■ WRITTEN PROBLEM
For the data that follows, report how many lines contain the word "image", and nothing else.
begin STORED RECORDS
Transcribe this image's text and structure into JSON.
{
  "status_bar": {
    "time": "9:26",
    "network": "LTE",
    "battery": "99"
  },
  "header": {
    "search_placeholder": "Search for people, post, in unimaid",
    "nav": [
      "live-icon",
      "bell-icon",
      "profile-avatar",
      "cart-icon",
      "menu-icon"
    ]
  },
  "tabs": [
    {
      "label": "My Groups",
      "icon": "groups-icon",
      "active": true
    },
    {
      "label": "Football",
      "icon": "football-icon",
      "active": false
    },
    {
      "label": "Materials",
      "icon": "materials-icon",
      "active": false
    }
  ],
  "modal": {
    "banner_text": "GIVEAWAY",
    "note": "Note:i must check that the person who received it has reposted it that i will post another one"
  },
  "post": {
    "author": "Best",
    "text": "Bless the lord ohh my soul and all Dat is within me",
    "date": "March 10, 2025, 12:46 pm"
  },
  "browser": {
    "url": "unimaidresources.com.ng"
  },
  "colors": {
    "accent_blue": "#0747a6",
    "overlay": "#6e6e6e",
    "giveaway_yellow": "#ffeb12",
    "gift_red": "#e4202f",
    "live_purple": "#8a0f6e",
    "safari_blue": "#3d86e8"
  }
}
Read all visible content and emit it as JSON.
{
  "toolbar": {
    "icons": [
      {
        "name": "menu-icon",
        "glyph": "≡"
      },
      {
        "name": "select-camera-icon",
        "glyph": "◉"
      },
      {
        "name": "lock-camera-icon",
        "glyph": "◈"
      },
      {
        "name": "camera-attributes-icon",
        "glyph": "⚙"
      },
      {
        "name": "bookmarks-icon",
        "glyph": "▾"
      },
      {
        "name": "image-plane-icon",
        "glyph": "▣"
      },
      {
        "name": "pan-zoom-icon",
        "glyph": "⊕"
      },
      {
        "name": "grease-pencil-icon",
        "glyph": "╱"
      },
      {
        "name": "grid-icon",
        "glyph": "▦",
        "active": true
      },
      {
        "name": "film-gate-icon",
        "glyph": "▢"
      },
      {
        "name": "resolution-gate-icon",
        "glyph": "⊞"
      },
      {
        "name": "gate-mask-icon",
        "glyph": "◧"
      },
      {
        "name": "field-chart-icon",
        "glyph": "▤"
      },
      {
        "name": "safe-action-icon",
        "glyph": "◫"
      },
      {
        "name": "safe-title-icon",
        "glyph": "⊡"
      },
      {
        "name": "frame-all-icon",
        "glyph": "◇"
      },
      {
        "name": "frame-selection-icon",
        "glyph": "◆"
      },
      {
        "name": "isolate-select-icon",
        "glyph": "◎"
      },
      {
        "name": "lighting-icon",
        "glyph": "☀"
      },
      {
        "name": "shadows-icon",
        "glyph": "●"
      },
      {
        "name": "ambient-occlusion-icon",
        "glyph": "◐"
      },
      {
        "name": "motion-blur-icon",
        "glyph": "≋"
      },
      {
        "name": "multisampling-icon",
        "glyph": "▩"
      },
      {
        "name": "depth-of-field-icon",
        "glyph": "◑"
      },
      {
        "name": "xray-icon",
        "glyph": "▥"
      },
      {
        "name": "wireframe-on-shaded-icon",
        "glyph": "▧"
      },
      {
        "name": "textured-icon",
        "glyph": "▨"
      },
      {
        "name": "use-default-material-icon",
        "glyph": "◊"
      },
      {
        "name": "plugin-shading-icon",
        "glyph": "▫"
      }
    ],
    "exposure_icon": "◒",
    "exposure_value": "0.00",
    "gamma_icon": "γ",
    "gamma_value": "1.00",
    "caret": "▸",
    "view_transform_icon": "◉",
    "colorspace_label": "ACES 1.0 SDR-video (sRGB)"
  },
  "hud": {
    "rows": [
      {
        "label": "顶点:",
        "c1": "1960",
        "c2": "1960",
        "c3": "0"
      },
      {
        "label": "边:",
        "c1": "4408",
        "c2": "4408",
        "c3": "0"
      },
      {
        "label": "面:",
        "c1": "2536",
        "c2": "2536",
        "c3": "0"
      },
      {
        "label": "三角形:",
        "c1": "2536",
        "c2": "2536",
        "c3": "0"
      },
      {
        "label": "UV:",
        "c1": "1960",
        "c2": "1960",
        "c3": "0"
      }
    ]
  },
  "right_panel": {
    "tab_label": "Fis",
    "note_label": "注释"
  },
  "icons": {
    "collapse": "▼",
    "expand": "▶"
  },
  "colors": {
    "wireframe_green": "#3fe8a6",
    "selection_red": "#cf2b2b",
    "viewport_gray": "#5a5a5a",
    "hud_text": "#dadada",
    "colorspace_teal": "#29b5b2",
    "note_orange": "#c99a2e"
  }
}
end STORED RECORDS
■ ANSWER TO THE EXERCISE
2